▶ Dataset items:

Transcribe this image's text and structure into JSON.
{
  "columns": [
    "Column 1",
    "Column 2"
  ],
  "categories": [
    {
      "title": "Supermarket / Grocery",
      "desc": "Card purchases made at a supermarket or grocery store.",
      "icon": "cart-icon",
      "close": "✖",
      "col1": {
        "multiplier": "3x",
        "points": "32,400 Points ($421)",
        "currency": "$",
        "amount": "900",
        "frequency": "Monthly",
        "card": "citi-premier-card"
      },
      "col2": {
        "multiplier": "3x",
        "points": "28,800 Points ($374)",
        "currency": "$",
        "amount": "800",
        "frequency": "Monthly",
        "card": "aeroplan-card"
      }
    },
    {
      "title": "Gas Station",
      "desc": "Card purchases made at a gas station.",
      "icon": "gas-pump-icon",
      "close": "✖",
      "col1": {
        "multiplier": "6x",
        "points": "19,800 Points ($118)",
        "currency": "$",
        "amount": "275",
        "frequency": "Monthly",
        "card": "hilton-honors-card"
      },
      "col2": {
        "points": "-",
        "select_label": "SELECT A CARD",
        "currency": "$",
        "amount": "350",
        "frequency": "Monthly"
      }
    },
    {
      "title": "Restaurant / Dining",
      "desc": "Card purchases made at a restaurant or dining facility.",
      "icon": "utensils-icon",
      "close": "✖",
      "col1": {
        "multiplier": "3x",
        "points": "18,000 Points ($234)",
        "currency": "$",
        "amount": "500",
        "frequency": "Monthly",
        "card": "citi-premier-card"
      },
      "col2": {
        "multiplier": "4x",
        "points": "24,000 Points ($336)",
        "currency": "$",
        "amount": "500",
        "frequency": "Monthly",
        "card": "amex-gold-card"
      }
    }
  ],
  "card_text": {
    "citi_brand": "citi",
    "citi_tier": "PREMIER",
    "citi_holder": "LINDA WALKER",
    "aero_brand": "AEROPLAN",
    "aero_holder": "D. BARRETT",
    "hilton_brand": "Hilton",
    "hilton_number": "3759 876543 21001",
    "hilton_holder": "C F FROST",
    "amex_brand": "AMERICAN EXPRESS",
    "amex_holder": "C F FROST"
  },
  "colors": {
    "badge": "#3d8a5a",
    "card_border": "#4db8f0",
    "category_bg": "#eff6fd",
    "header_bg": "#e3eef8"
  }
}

▶ EXERCISE GOAL: Set all of the records down again, exactly as they stand.

▶ FINISHED ANSWER:
Transcribe this image's text and structure into JSON.
{
  "columns": [
    "Column 1",
    "Column 2"
  ],
  "categories": [
    {
      "title": "Supermarket / Grocery",
      "desc": "Card purchases made at a supermarket or grocery store.",
      "icon": "cart-icon",
      "close": "✖",
      "col1": {
        "multiplier": "3x",
        "points": "32,400 Points ($421)",
        "currency": "$",
        "amount": "900",
        "frequency": "Monthly",
        "card": "citi-premier-card"
      },
      "col2": {
        "multiplier": "3x",
        "points": "28,800 Points ($374)",
        "currency": "$",
        "amount": "800",
        "frequency": "Monthly",
        "card": "aeroplan-card"
      }
    },
    {
      "title": "Gas Station",
      "desc": "Card purchases made at a gas station.",
      "icon": "gas-pump-icon",
      "close": "✖",
      "col1": {
        "multiplier": "6x",
        "points": "19,800 Points ($118)",
        "currency": "$",
        "amount": "275",
        "frequency": "Monthly",
        "card": "hilton-honors-card"
      },
      "col2": {
        "points": "-",
        "select_label": "SELECT A CARD",
        "currency": "$",
        "amount": "350",
        "frequency": "Monthly"
      }
    },
    {
      "title": "Restaurant / Dining",
      "desc": "Card purchases made at a restaurant or dining facility.",
      "icon": "utensils-icon",
      "close": "✖",
      "col1": {
        "multiplier": "3x",
        "points": "18,000 Points ($234)",
        "currency": "$",
        "amount": "500",
        "frequency": "Monthly",
        "card": "citi-premier-card"
      },
      "col2": {
        "multiplier": "4x",
        "points": "24,000 Points ($336)",
        "currency": "$",
        "amount": "500",
        "frequency": "Monthly",
        "card": "amex-gold-card"
      }
    }
  ],
  "card_text": {
    "citi_brand": "citi",
    "citi_tier": "PREMIER",
    "citi_holder": "LINDA WALKER",
    "aero_brand": "AEROPLAN",
    "aero_holder": "D. BARRETT",
    "hilton_brand": "Hilton",
    "hilton_number": "3759 876543 21001",
    "hilton_holder": "C F FROST",
    "amex_brand": "AMERICAN EXPRESS",
    "amex_holder": "C F FROST"
  },
  "colors": {
    "badge": "#3d8a5a",
    "card_border": "#4db8f0",
    "category_bg": "#eff6fd",
    "header_bg": "#e3eef8"
  }
}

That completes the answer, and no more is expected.